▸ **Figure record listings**
○ ○ ○ ○ ○

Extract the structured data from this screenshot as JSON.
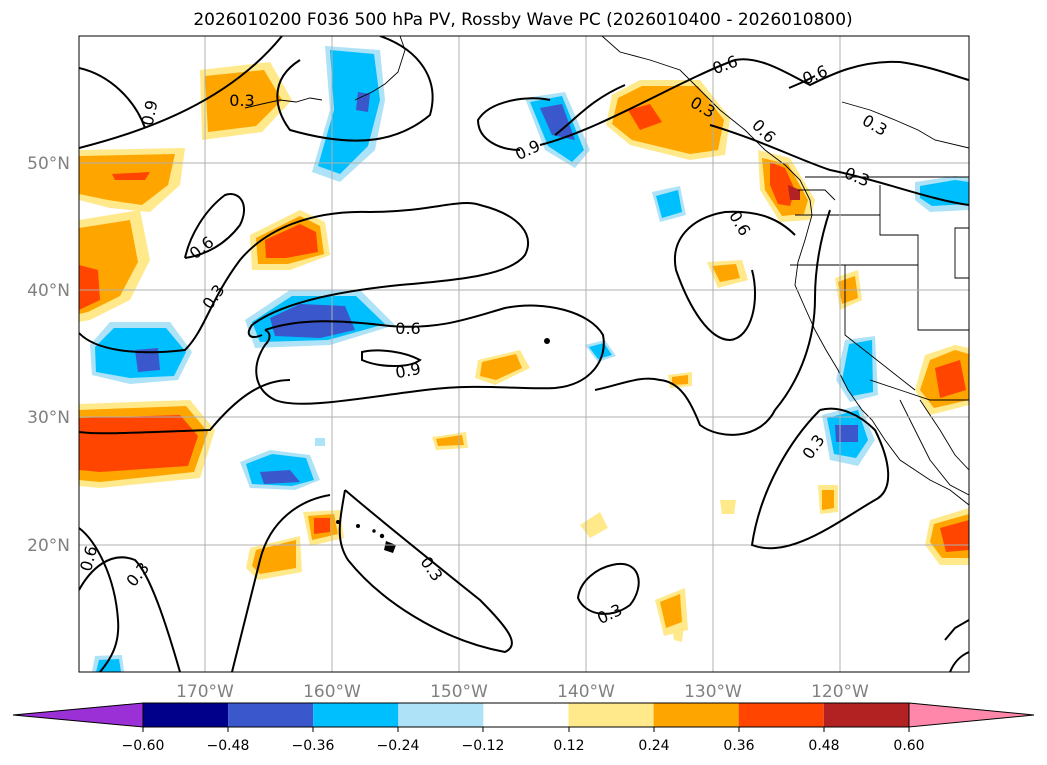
{
  "title": "2026010200 F036 500 hPa PV, Rossby Wave PC (2026010400 - 2026010800)",
  "lat_labels": [
    "50°N",
    "40°N",
    "30°N",
    "20°N"
  ],
  "lon_labels": [
    "170°W",
    "160°W",
    "150°W",
    "140°W",
    "130°W",
    "120°W"
  ],
  "colorbar": {
    "colors": [
      "#9b30d6",
      "#00008b",
      "#3a57cc",
      "#00bfff",
      "#aee2f7",
      "#ffffff",
      "#ffe98a",
      "#ffa500",
      "#ff4500",
      "#b22222",
      "#ff88aa"
    ],
    "tick_labels": [
      "−0.60",
      "−0.48",
      "−0.36",
      "−0.24",
      "−0.12",
      "0.12",
      "0.24",
      "0.36",
      "0.48",
      "0.60"
    ]
  },
  "contour_labels": [
    "0.3",
    "0.6",
    "0.9",
    "0.6",
    "0.9",
    "0.6",
    "0.3",
    "0.6",
    "0.3",
    "0.6",
    "0.3",
    "0.6",
    "0.3",
    "0.9",
    "0.3",
    "0.6",
    "0.3",
    "0.3",
    "0.3"
  ]
}
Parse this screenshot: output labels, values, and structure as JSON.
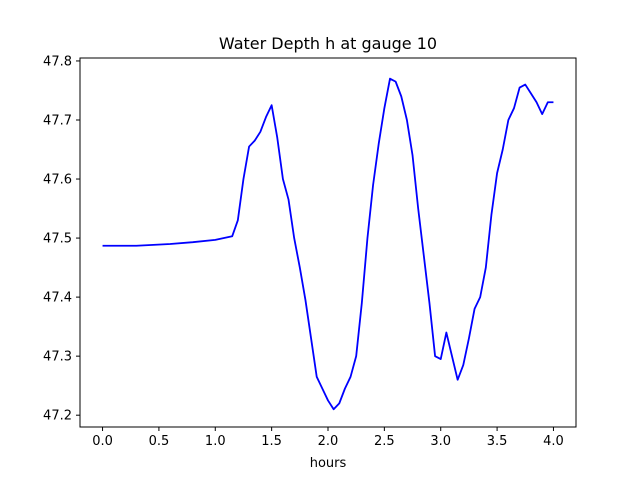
{
  "chart_data": {
    "type": "line",
    "title": "Water Depth h at gauge 10",
    "xlabel": "hours",
    "ylabel": "",
    "xlim": [
      -0.2,
      4.2
    ],
    "ylim": [
      47.18,
      47.805
    ],
    "xticks": [
      0.0,
      0.5,
      1.0,
      1.5,
      2.0,
      2.5,
      3.0,
      3.5,
      4.0
    ],
    "xtick_labels": [
      "0.0",
      "0.5",
      "1.0",
      "1.5",
      "2.0",
      "2.5",
      "3.0",
      "3.5",
      "4.0"
    ],
    "yticks": [
      47.2,
      47.3,
      47.4,
      47.5,
      47.6,
      47.7,
      47.8
    ],
    "ytick_labels": [
      "47.2",
      "47.3",
      "47.4",
      "47.5",
      "47.6",
      "47.7",
      "47.8"
    ],
    "grid": false,
    "series": [
      {
        "color": "#0000ff",
        "x": [
          0.0,
          0.3,
          0.6,
          0.8,
          1.0,
          1.15,
          1.2,
          1.25,
          1.3,
          1.35,
          1.4,
          1.45,
          1.5,
          1.55,
          1.6,
          1.65,
          1.7,
          1.75,
          1.8,
          1.85,
          1.9,
          1.95,
          2.0,
          2.05,
          2.1,
          2.15,
          2.2,
          2.25,
          2.3,
          2.35,
          2.4,
          2.45,
          2.5,
          2.55,
          2.6,
          2.65,
          2.7,
          2.75,
          2.8,
          2.85,
          2.9,
          2.95,
          3.0,
          3.05,
          3.1,
          3.15,
          3.2,
          3.25,
          3.3,
          3.35,
          3.4,
          3.45,
          3.5,
          3.55,
          3.6,
          3.65,
          3.7,
          3.75,
          3.8,
          3.85,
          3.9,
          3.95,
          4.0
        ],
        "y": [
          47.487,
          47.487,
          47.49,
          47.493,
          47.497,
          47.503,
          47.53,
          47.6,
          47.655,
          47.665,
          47.68,
          47.705,
          47.725,
          47.67,
          47.6,
          47.565,
          47.5,
          47.45,
          47.395,
          47.33,
          47.265,
          47.245,
          47.225,
          47.21,
          47.22,
          47.245,
          47.265,
          47.3,
          47.39,
          47.5,
          47.59,
          47.66,
          47.72,
          47.77,
          47.765,
          47.74,
          47.7,
          47.64,
          47.55,
          47.47,
          47.39,
          47.3,
          47.295,
          47.34,
          47.3,
          47.26,
          47.285,
          47.33,
          47.38,
          47.4,
          47.45,
          47.54,
          47.61,
          47.65,
          47.7,
          47.72,
          47.755,
          47.76,
          47.745,
          47.73,
          47.71,
          47.73,
          47.73
        ]
      }
    ]
  }
}
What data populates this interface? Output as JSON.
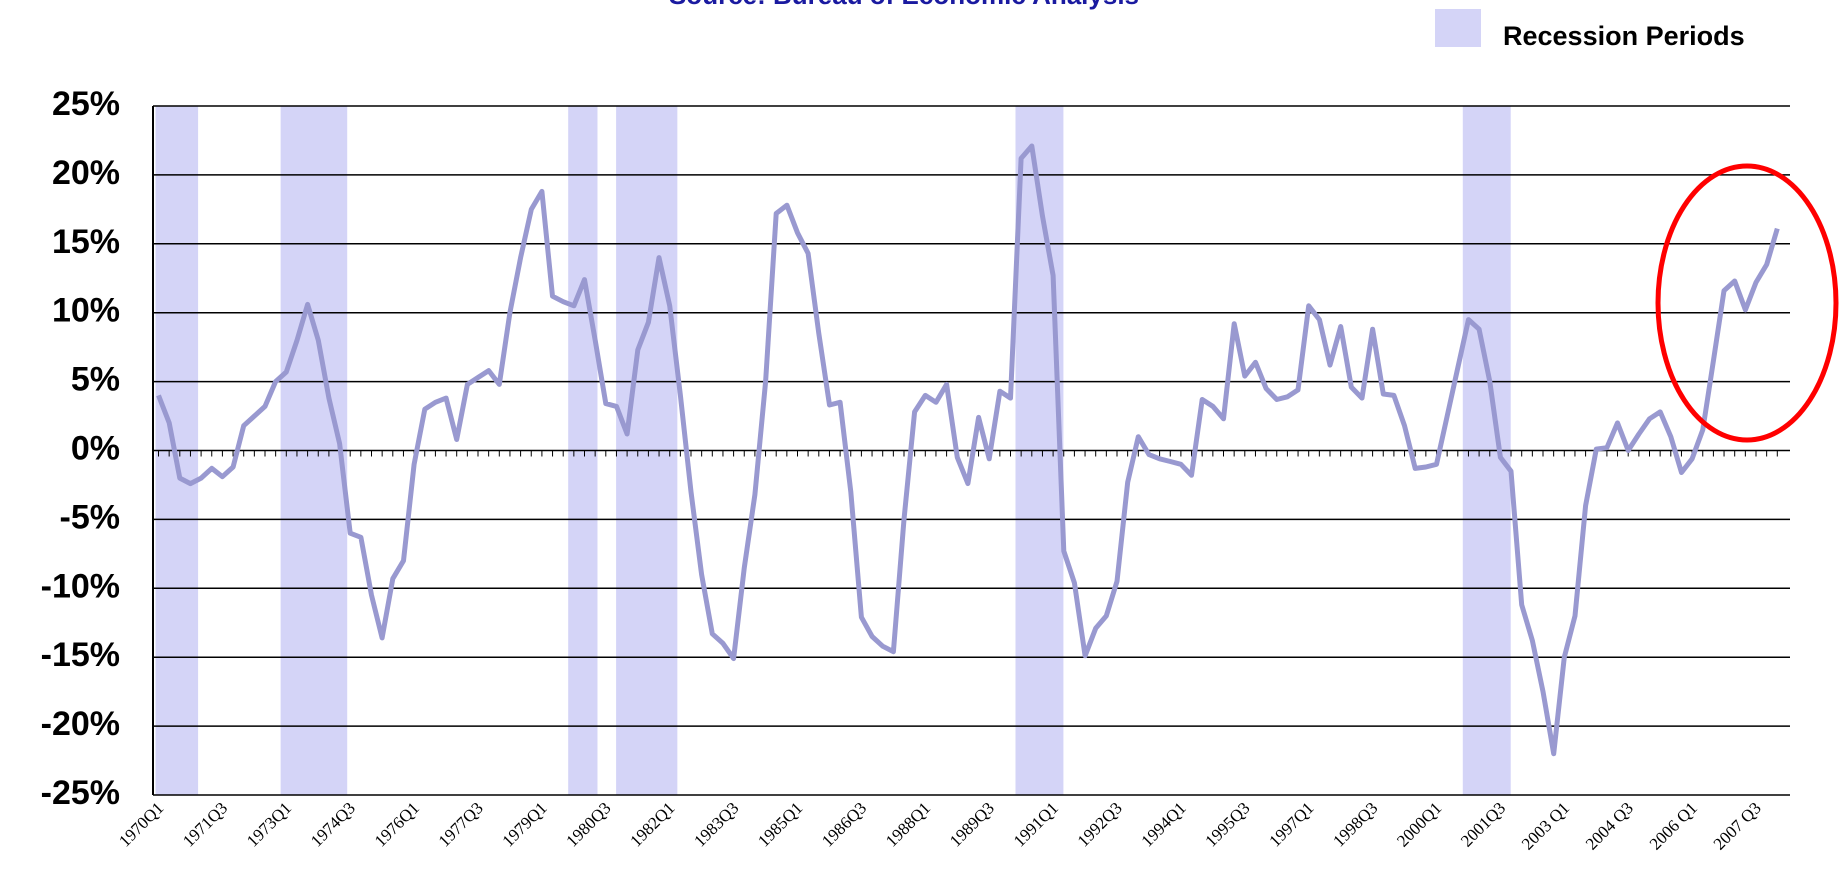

○ ○ ○ ○ ○

▸ **STATED PROBLEM**
Return only the number of lines in the preceding records that contain the string "screenshot".

▸ **RESULT OF THIS EXERCISE**
2